**Work instructions**: Of the lines in this listing, how many contain the word "JSON"? Give the number and nothing else.

[start Data records]

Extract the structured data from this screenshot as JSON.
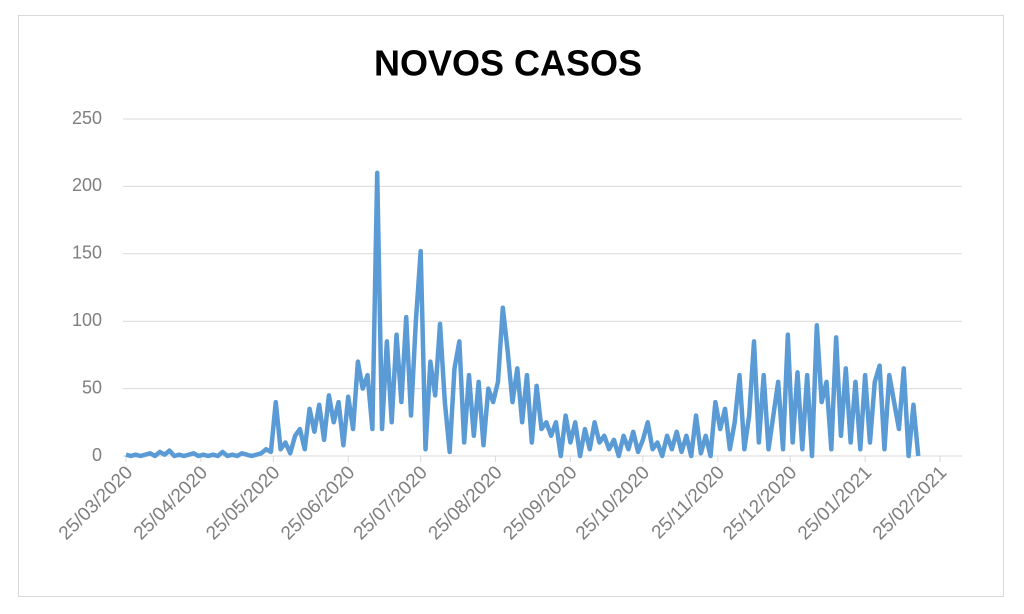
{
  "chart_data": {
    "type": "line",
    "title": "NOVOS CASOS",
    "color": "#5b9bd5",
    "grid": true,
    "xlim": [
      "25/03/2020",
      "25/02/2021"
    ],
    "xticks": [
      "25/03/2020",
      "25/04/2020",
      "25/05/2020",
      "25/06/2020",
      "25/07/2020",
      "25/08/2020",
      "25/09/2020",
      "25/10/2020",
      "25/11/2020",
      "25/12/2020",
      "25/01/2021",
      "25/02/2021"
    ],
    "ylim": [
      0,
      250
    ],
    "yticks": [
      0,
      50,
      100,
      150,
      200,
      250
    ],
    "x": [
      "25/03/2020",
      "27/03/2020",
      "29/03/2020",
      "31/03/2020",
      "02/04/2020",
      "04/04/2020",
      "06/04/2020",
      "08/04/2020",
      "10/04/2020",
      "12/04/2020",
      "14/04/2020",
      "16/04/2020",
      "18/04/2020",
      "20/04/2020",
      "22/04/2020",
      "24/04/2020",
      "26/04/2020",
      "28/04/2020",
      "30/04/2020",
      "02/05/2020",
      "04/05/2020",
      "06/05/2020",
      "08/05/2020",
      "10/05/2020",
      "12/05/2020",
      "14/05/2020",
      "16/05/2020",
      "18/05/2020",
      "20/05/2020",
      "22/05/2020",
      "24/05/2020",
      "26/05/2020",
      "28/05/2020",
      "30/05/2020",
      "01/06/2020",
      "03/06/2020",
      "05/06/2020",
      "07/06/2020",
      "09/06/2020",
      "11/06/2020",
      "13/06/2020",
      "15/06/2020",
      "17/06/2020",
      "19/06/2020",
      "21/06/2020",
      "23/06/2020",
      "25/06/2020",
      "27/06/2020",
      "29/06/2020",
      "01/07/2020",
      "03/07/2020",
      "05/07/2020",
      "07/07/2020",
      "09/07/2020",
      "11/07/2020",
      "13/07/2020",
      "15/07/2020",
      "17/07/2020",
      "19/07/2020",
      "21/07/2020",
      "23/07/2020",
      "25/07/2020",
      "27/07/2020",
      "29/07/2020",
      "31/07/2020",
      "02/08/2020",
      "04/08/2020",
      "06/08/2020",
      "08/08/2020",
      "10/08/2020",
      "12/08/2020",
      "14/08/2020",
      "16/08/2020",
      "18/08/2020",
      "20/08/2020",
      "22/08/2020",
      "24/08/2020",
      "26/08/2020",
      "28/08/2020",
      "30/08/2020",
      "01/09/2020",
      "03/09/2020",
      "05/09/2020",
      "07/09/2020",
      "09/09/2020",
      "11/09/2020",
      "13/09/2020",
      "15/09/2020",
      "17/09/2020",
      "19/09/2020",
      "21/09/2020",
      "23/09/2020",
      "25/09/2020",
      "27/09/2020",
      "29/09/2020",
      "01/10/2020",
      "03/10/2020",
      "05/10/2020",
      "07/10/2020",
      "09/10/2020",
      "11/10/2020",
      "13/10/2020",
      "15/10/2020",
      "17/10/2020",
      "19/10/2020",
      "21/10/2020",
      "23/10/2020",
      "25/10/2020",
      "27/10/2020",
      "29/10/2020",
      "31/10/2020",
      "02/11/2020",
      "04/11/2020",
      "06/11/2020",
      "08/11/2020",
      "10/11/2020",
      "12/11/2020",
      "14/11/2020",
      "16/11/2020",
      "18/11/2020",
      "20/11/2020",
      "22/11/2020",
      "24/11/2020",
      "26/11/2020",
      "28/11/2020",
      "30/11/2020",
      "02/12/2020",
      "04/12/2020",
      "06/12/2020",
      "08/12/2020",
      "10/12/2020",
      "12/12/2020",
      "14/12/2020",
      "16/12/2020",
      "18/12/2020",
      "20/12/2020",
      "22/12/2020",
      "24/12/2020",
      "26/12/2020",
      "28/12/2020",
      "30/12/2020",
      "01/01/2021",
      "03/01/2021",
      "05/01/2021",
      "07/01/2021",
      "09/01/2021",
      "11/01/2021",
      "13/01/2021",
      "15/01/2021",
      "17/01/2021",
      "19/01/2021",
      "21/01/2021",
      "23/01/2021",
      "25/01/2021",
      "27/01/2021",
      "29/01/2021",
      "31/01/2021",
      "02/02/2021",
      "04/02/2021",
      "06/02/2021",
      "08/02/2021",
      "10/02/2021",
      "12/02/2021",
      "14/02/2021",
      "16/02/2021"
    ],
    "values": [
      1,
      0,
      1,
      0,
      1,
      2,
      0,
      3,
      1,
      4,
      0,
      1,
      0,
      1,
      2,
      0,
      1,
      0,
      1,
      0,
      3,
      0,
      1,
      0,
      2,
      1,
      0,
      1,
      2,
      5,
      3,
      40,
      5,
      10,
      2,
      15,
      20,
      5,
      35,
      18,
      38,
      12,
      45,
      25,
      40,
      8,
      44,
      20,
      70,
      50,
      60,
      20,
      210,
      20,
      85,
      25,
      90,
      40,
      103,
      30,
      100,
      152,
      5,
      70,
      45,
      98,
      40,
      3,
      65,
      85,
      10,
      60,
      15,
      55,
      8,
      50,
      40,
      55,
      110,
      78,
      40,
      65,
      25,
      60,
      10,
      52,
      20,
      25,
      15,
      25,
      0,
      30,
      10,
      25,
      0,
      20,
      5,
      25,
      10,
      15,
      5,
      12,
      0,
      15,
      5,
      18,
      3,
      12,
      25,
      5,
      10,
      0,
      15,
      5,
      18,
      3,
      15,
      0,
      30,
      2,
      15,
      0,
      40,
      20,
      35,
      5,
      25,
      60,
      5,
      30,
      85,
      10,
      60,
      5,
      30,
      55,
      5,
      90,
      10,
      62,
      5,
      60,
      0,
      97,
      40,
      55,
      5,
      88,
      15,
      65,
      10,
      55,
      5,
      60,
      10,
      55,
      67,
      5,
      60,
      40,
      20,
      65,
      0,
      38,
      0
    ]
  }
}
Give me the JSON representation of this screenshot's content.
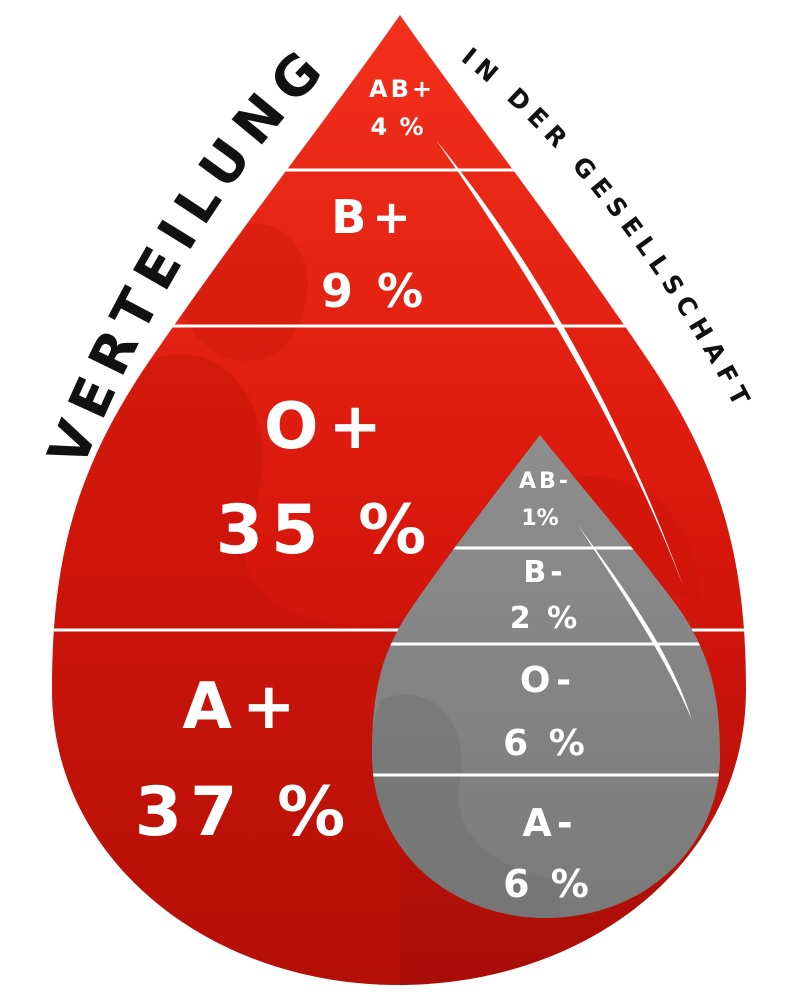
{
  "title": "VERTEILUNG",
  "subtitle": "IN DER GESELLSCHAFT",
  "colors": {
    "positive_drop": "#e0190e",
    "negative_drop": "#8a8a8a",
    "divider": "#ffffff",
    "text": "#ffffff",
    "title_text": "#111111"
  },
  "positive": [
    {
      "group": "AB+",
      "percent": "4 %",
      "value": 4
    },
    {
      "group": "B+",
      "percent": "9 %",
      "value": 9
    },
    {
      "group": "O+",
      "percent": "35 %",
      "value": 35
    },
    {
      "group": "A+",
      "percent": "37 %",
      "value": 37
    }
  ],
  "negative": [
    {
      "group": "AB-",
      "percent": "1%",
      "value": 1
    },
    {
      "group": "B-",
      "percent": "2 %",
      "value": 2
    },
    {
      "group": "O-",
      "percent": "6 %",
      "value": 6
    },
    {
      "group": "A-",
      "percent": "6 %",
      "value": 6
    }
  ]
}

[end Data records]

**Written response**: 2